Records provided:
>> Begin
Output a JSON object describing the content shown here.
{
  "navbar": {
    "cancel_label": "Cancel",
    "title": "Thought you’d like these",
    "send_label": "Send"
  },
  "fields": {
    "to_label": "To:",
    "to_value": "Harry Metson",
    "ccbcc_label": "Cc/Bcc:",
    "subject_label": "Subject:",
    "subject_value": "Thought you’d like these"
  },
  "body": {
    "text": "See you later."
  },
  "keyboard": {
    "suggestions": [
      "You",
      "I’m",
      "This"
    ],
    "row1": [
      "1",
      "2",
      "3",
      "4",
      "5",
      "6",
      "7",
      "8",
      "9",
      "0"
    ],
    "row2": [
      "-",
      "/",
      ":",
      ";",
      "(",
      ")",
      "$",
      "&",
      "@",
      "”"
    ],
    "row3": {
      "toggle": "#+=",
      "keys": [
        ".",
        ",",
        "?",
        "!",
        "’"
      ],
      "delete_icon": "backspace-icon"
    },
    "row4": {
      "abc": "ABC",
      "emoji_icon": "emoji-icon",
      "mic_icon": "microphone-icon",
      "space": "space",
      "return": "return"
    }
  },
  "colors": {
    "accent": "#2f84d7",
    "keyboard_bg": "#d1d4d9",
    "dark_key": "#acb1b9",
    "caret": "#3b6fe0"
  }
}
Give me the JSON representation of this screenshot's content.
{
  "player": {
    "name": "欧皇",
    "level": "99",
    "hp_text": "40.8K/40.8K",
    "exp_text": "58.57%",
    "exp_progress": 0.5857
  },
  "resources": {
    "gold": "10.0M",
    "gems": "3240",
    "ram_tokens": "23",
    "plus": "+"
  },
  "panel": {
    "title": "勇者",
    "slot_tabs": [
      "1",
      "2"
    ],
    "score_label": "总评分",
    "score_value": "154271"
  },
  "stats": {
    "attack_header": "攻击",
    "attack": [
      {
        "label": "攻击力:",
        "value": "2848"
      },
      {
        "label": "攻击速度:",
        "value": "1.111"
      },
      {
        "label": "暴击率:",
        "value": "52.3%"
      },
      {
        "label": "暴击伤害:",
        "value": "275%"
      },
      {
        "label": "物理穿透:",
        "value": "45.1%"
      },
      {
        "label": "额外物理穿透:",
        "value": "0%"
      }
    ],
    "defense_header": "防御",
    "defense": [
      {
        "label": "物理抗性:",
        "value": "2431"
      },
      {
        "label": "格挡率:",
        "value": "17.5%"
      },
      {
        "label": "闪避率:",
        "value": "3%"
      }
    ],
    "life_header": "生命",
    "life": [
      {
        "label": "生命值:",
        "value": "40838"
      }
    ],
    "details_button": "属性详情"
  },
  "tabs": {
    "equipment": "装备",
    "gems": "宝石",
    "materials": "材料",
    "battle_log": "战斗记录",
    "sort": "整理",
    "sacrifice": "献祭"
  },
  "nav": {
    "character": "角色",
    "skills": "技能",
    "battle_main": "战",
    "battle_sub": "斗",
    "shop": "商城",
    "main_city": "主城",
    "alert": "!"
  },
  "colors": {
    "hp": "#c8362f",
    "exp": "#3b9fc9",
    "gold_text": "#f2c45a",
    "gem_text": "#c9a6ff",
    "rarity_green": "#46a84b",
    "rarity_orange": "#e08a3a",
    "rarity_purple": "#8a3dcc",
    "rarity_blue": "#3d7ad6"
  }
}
>> End
Given request:
Transcribe the whole listing with nothing added or left out.

Problem solution:
Output a JSON object describing the content shown here.
{
  "navbar": {
    "cancel_label": "Cancel",
    "title": "Thought you’d like these",
    "send_label": "Send"
  },
  "fields": {
    "to_label": "To:",
    "to_value": "Harry Metson",
    "ccbcc_label": "Cc/Bcc:",
    "subject_label": "Subject:",
    "subject_value": "Thought you’d like these"
  },
  "body": {
    "text": "See you later."
  },
  "keyboard": {
    "suggestions": [
      "You",
      "I’m",
      "This"
    ],
    "row1": [
      "1",
      "2",
      "3",
      "4",
      "5",
      "6",
      "7",
      "8",
      "9",
      "0"
    ],
    "row2": [
      "-",
      "/",
      ":",
      ";",
      "(",
      ")",
      "$",
      "&",
      "@",
      "”"
    ],
    "row3": {
      "toggle": "#+=",
      "keys": [
        ".",
        ",",
        "?",
        "!",
        "’"
      ],
      "delete_icon": "backspace-icon"
    },
    "row4": {
      "abc": "ABC",
      "emoji_icon": "emoji-icon",
      "mic_icon": "microphone-icon",
      "space": "space",
      "return": "return"
    }
  },
  "colors": {
    "accent": "#2f84d7",
    "keyboard_bg": "#d1d4d9",
    "dark_key": "#acb1b9",
    "caret": "#3b6fe0"
  }
}
Give me the JSON representation of this screenshot's content.
{
  "player": {
    "name": "欧皇",
    "level": "99",
    "hp_text": "40.8K/40.8K",
    "exp_text": "58.57%",
    "exp_progress": 0.5857
  },
  "resources": {
    "gold": "10.0M",
    "gems": "3240",
    "ram_tokens": "23",
    "plus": "+"
  },
  "panel": {
    "title": "勇者",
    "slot_tabs": [
      "1",
      "2"
    ],
    "score_label": "总评分",
    "score_value": "154271"
  },
  "stats": {
    "attack_header": "攻击",
    "attack": [
      {
        "label": "攻击力:",
        "value": "2848"
      },
      {
        "label": "攻击速度:",
        "value": "1.111"
      },
      {
        "label": "暴击率:",
        "value": "52.3%"
      },
      {
        "label": "暴击伤害:",
        "value": "275%"
      },
      {
        "label": "物理穿透:",
        "value": "45.1%"
      },
      {
        "label": "额外物理穿透:",
        "value": "0%"
      }
    ],
    "defense_header": "防御",
    "defense": [
      {
        "label": "物理抗性:",
        "value": "2431"
      },
      {
        "label": "格挡率:",
        "value": "17.5%"
      },
      {
        "label": "闪避率:",
        "value": "3%"
      }
    ],
    "life_header": "生命",
    "life": [
      {
        "label": "生命值:",
        "value": "40838"
      }
    ],
    "details_button": "属性详情"
  },
  "tabs": {
    "equipment": "装备",
    "gems": "宝石",
    "materials": "材料",
    "battle_log": "战斗记录",
    "sort": "整理",
    "sacrifice": "献祭"
  },
  "nav": {
    "character": "角色",
    "skills": "技能",
    "battle_main": "战",
    "battle_sub": "斗",
    "shop": "商城",
    "main_city": "主城",
    "alert": "!"
  },
  "colors": {
    "hp": "#c8362f",
    "exp": "#3b9fc9",
    "gold_text": "#f2c45a",
    "gem_text": "#c9a6ff",
    "rarity_green": "#46a84b",
    "rarity_orange": "#e08a3a",
    "rarity_purple": "#8a3dcc",
    "rarity_blue": "#3d7ad6"
  }
}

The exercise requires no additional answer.